* BEGIN Records for processing *

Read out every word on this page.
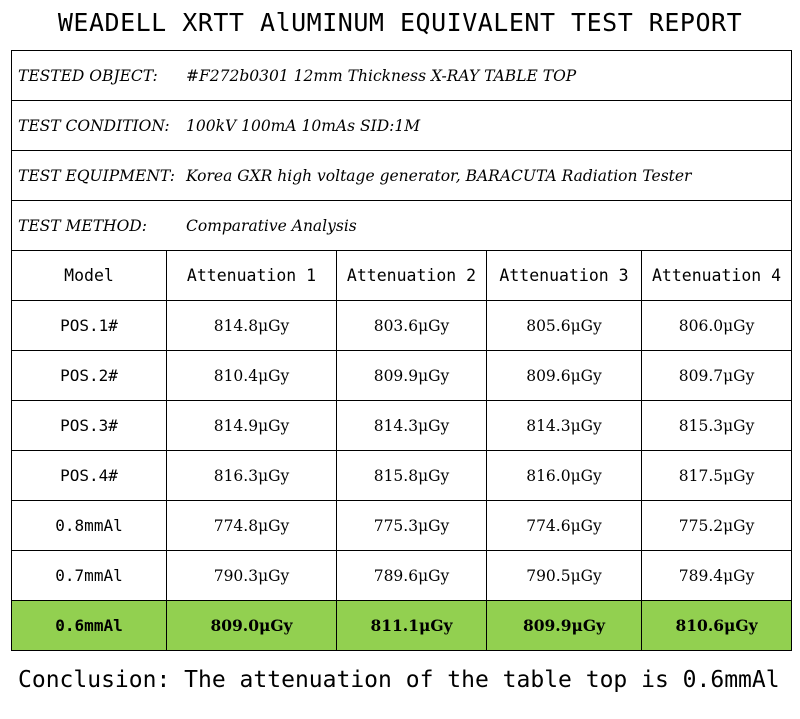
WEADELL XRTT AlUMINUM EQUIVALENT TEST REPORT
TESTED OBJECT: #F272b0301 12mm Thickness X-RAY TABLE TOP				
TEST CONDITION: 100kV 100mA 10mAs SID:1M				
TEST EQUIPMENT: Korea GXR high voltage generator, BARACUTA Radiation Tester				
TEST METHOD: Comparative Analysis				
Model	Attenuation 1	Attenuation 2	Attenuation 3	Attenuation 4
POS.1#	814.8μGy	803.6μGy	805.6μGy	806.0μGy
POS.2#	810.4μGy	809.9μGy	809.6μGy	809.7μGy
POS.3#	814.9μGy	814.3μGy	814.3μGy	815.3μGy
POS.4#	816.3μGy	815.8μGy	816.0μGy	817.5μGy
0.8mmAl	774.8μGy	775.3μGy	774.6μGy	775.2μGy
0.7mmAl	790.3μGy	789.6μGy	790.5μGy	789.4μGy
0.6mmAl	809.0μGy	811.1μGy	809.9μGy	810.6μGy
Conclusion: The attenuation of the table top is 0.6mmAl
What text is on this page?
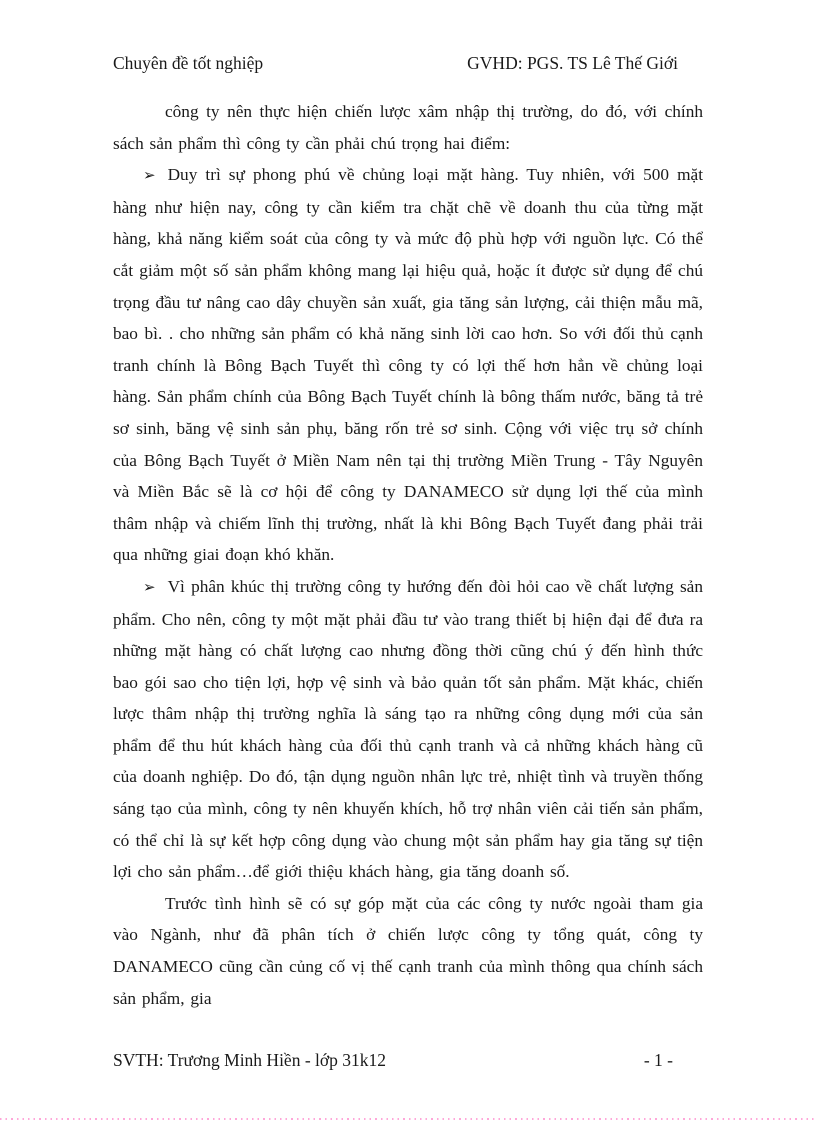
Chuyên đề tốt nghiệp	GVHD: PGS. TS Lê Thế Giới

công ty nên thực hiện chiến lược xâm nhập thị trường, do đó, với chính sách sản phẩm thì công ty cần phải chú trọng hai điểm:

➢ Duy trì sự phong phú về chủng loại mặt hàng. Tuy nhiên, với 500 mặt hàng như hiện nay, công ty cần kiểm tra chặt chẽ về doanh thu của từng mặt hàng, khả năng kiểm soát của công ty và mức độ phù hợp với nguồn lực. Có thể cắt giảm một số sản phẩm không mang lại hiệu quả, hoặc ít được sử dụng để chú trọng đầu tư nâng cao dây chuyền sản xuất, gia tăng sản lượng, cải thiện mẫu mã, bao bì. . cho những sản phẩm có khả năng sinh lời cao hơn. So với đối thủ cạnh tranh chính là Bông Bạch Tuyết thì công ty có lợi thế hơn hẳn về chủng loại hàng. Sản phẩm chính của Bông Bạch Tuyết chính là bông thấm nước, băng tả trẻ sơ sinh, băng vệ sinh sản phụ, băng rốn trẻ sơ sinh. Cộng với việc trụ sở chính của Bông Bạch Tuyết ở Miền Nam nên tại thị trường Miền Trung - Tây Nguyên và Miền Bắc sẽ là cơ hội để công ty DANAMECO sử dụng lợi thế của mình thâm nhập và chiếm lĩnh thị trường, nhất là khi Bông Bạch Tuyết đang phải trải qua những giai đoạn khó khăn.

➢ Vì phân khúc thị trường công ty hướng đến đòi hỏi cao về chất lượng sản phẩm. Cho nên, công ty một mặt phải đầu tư vào trang thiết bị hiện đại để đưa ra những mặt hàng có chất lượng cao nhưng đồng thời cũng chú ý đến hình thức bao gói sao cho tiện lợi, hợp vệ sinh và bảo quản tốt sản phẩm. Mặt khác, chiến lược thâm nhập thị trường nghĩa là sáng tạo ra những công dụng mới của sản phẩm để thu hút khách hàng của đối thủ cạnh tranh và cả những khách hàng cũ của doanh nghiệp. Do đó, tận dụng nguồn nhân lực trẻ, nhiệt tình và truyền thống sáng tạo của mình, công ty nên khuyến khích, hỗ trợ nhân viên cải tiến sản phẩm, có thể chỉ là sự kết hợp công dụng vào chung một sản phẩm hay gia tăng sự tiện lợi cho sản phẩm…để giới thiệu khách hàng, gia tăng doanh số.

Trước tình hình sẽ có sự góp mặt của các công ty nước ngoài tham gia vào Ngành, như đã phân tích ở chiến lược công ty tổng quát, công ty DANAMECO cũng cần củng cố vị thế cạnh tranh của mình thông qua chính sách sản phẩm, gia

SVTH: Trương Minh Hiền - lớp 31k12	- 1 -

* END Records for processing *

== What you need to do ==
Repeat each entry exactly as given; no pictures belong in the copy.

== Answer to this problem ==
Read out every word on this page.
WEADELL XRTT AlUMINUM EQUIVALENT TEST REPORT
TESTED OBJECT: #F272b0301 12mm Thickness X-RAY TABLE TOP				
TEST CONDITION: 100kV 100mA 10mAs SID:1M				
TEST EQUIPMENT: Korea GXR high voltage generator, BARACUTA Radiation Tester				
TEST METHOD: Comparative Analysis				
Model	Attenuation 1	Attenuation 2	Attenuation 3	Attenuation 4
POS.1#	814.8μGy	803.6μGy	805.6μGy	806.0μGy
POS.2#	810.4μGy	809.9μGy	809.6μGy	809.7μGy
POS.3#	814.9μGy	814.3μGy	814.3μGy	815.3μGy
POS.4#	816.3μGy	815.8μGy	816.0μGy	817.5μGy
0.8mmAl	774.8μGy	775.3μGy	774.6μGy	775.2μGy
0.7mmAl	790.3μGy	789.6μGy	790.5μGy	789.4μGy
0.6mmAl	809.0μGy	811.1μGy	809.9μGy	810.6μGy
Conclusion: The attenuation of the table top is 0.6mmAl
What text is on this page?
Chuyên đề tốt nghiệp	GVHD: PGS. TS Lê Thế Giới

công ty nên thực hiện chiến lược xâm nhập thị trường, do đó, với chính sách sản phẩm thì công ty cần phải chú trọng hai điểm:

➢ Duy trì sự phong phú về chủng loại mặt hàng. Tuy nhiên, với 500 mặt hàng như hiện nay, công ty cần kiểm tra chặt chẽ về doanh thu của từng mặt hàng, khả năng kiểm soát của công ty và mức độ phù hợp với nguồn lực. Có thể cắt giảm một số sản phẩm không mang lại hiệu quả, hoặc ít được sử dụng để chú trọng đầu tư nâng cao dây chuyền sản xuất, gia tăng sản lượng, cải thiện mẫu mã, bao bì. . cho những sản phẩm có khả năng sinh lời cao hơn. So với đối thủ cạnh tranh chính là Bông Bạch Tuyết thì công ty có lợi thế hơn hẳn về chủng loại hàng. Sản phẩm chính của Bông Bạch Tuyết chính là bông thấm nước, băng tả trẻ sơ sinh, băng vệ sinh sản phụ, băng rốn trẻ sơ sinh. Cộng với việc trụ sở chính của Bông Bạch Tuyết ở Miền Nam nên tại thị trường Miền Trung - Tây Nguyên và Miền Bắc sẽ là cơ hội để công ty DANAMECO sử dụng lợi thế của mình thâm nhập và chiếm lĩnh thị trường, nhất là khi Bông Bạch Tuyết đang phải trải qua những giai đoạn khó khăn.

➢ Vì phân khúc thị trường công ty hướng đến đòi hỏi cao về chất lượng sản phẩm. Cho nên, công ty một mặt phải đầu tư vào trang thiết bị hiện đại để đưa ra những mặt hàng có chất lượng cao nhưng đồng thời cũng chú ý đến hình thức bao gói sao cho tiện lợi, hợp vệ sinh và bảo quản tốt sản phẩm. Mặt khác, chiến lược thâm nhập thị trường nghĩa là sáng tạo ra những công dụng mới của sản phẩm để thu hút khách hàng của đối thủ cạnh tranh và cả những khách hàng cũ của doanh nghiệp. Do đó, tận dụng nguồn nhân lực trẻ, nhiệt tình và truyền thống sáng tạo của mình, công ty nên khuyến khích, hỗ trợ nhân viên cải tiến sản phẩm, có thể chỉ là sự kết hợp công dụng vào chung một sản phẩm hay gia tăng sự tiện lợi cho sản phẩm…để giới thiệu khách hàng, gia tăng doanh số.

Trước tình hình sẽ có sự góp mặt của các công ty nước ngoài tham gia vào Ngành, như đã phân tích ở chiến lược công ty tổng quát, công ty DANAMECO cũng cần củng cố vị thế cạnh tranh của mình thông qua chính sách sản phẩm, gia

SVTH: Trương Minh Hiền - lớp 31k12	- 1 -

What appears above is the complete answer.